*Work task:*
In the article on the Association for Community Health Improvement below, reproduce the passage that begins at the words "The Association offers" and stops after the words "professional networking opportunities.".

*Source extract:*
%%

Association for Community Health Improvement

The Association for Community Health Improvement (ACHI) is a professional organization for community health, community benefit, healthy communities and public health, founded in 2002. It is an affiliate of the American Hospital Association.

Mission and Focus Areas

The Association's mission is to convene and support leaders from the health care, public health, community and philanthropic sectors to help achieve shared community health goals, and work with members to strengthen community health through education, peer networking, and the dissemination of practical tools.

ACHI serves members' needs in a number of focus areas within community health, including:

  • Access to care: primary and specialty care for underserved populations, insurance coverage and barriers to access, disparities in care due to language and cultural differences, transportation, and more.
  • Chronic disease prevention and management: community-based approaches to create the conditions for health and reverse the course of chronic disease.
  • Community benefit: tools and methods to improve community benefit practices within hospitals and health systems.
  • Collaborative strategies: effective partnerships based on healthy communities principles to achieve real advances in community health while strengthening the health system.
  • Measurement and evaluation: logic models, indicators, and assessments to help establish goals, understand outcomes, and communicate progress.

The Association offers educational webinars, an annual conference, online career center, community health assessment tool, and professional networking opportunities.

History

The Association for Community Health Improvement was conceived in 2002 as a successor to three national community health initiatives: the Community Care Network Demonstration Program, ACT National Outcomes Network, and Coalition for Healthier Cities and Communities. These three programs had made contributions to community health since the mid-1990s, focusing on topics including health care delivery and preventive health systems, careful planning for and measurement of progress toward defined community health goals, and broad community engagement in resolving systemic challenges to community health and social well-being.

ACHI has over 700 members from 47 states, the District of Columbia, and Canada.

%%

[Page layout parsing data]
%%

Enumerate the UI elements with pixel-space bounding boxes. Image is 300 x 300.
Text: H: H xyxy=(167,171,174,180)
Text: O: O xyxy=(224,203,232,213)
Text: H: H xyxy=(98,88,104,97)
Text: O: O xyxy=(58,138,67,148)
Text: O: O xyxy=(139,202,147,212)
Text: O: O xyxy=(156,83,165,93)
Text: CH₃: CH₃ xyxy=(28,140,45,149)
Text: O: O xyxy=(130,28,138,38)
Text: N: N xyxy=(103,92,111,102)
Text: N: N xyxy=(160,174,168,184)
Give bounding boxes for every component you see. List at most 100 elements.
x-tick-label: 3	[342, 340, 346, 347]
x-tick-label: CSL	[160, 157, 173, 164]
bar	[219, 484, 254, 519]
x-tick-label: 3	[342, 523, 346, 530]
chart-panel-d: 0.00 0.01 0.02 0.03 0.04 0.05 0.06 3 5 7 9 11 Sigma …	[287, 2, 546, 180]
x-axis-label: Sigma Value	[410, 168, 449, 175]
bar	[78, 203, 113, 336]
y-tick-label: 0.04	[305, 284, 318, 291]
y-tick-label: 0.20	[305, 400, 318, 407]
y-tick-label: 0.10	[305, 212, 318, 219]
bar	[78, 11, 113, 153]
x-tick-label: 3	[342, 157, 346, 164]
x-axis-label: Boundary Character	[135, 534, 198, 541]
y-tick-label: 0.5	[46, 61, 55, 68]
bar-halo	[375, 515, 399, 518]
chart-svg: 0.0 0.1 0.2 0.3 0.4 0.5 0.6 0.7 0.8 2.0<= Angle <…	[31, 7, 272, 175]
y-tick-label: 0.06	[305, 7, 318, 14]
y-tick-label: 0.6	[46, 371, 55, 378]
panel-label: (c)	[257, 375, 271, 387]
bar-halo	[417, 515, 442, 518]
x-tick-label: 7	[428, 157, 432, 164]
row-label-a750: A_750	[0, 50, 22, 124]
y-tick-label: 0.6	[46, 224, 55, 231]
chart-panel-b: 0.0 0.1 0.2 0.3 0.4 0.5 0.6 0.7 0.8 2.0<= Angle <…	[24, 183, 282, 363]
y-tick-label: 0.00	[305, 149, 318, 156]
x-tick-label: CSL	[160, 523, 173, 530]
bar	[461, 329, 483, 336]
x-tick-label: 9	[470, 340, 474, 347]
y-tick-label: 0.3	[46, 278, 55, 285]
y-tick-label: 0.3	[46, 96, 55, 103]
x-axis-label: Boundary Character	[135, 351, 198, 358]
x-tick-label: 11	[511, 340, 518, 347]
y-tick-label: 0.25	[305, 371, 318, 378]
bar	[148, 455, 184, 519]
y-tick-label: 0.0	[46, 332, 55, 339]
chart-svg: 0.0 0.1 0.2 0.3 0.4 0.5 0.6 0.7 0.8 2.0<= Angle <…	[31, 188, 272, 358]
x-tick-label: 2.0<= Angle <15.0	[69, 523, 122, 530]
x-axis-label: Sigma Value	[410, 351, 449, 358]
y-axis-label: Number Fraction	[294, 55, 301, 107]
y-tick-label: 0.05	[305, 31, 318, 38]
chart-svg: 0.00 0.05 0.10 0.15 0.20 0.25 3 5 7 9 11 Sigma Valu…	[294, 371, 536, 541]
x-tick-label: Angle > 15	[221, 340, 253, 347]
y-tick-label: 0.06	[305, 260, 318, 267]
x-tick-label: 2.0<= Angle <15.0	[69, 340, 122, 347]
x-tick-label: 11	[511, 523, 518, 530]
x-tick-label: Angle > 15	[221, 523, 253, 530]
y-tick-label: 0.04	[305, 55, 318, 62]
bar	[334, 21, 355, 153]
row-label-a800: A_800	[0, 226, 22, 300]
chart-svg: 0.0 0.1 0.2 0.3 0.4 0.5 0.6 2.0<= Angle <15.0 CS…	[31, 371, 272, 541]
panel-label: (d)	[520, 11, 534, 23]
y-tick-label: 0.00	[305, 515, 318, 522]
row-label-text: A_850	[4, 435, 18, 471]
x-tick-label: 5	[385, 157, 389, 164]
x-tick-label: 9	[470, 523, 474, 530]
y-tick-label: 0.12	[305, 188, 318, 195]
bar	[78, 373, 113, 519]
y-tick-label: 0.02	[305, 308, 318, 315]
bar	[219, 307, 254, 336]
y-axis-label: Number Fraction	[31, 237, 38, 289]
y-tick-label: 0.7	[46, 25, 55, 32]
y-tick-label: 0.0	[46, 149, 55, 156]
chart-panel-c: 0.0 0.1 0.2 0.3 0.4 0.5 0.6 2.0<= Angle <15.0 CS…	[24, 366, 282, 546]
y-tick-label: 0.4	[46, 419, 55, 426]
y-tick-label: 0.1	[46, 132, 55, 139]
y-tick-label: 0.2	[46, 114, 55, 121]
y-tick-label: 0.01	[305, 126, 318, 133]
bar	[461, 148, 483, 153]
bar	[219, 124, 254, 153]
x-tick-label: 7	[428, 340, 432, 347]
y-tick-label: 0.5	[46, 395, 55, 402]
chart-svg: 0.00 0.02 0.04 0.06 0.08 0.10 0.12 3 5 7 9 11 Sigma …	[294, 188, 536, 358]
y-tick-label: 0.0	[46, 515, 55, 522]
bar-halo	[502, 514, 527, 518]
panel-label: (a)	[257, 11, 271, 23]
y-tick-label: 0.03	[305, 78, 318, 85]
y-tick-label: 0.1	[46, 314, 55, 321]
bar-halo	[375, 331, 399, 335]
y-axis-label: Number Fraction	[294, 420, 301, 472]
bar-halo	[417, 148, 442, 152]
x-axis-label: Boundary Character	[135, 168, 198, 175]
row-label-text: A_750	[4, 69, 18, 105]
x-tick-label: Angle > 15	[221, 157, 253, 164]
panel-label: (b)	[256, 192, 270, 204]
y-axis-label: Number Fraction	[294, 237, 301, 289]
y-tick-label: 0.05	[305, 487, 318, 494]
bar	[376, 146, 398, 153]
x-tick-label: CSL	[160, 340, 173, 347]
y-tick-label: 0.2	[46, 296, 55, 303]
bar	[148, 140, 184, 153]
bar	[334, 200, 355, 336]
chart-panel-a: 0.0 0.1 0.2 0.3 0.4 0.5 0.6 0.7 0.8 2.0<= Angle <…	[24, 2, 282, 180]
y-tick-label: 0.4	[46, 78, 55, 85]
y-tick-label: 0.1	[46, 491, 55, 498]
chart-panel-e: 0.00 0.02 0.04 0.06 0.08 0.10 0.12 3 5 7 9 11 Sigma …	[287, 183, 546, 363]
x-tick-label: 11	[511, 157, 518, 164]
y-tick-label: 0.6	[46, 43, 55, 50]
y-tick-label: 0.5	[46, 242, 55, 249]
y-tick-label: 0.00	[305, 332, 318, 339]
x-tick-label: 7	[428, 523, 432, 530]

%%

*Task output:*
The Association offers educational webinars, an annual conference, online career center, community health assessment tool, and professional networking opportunities.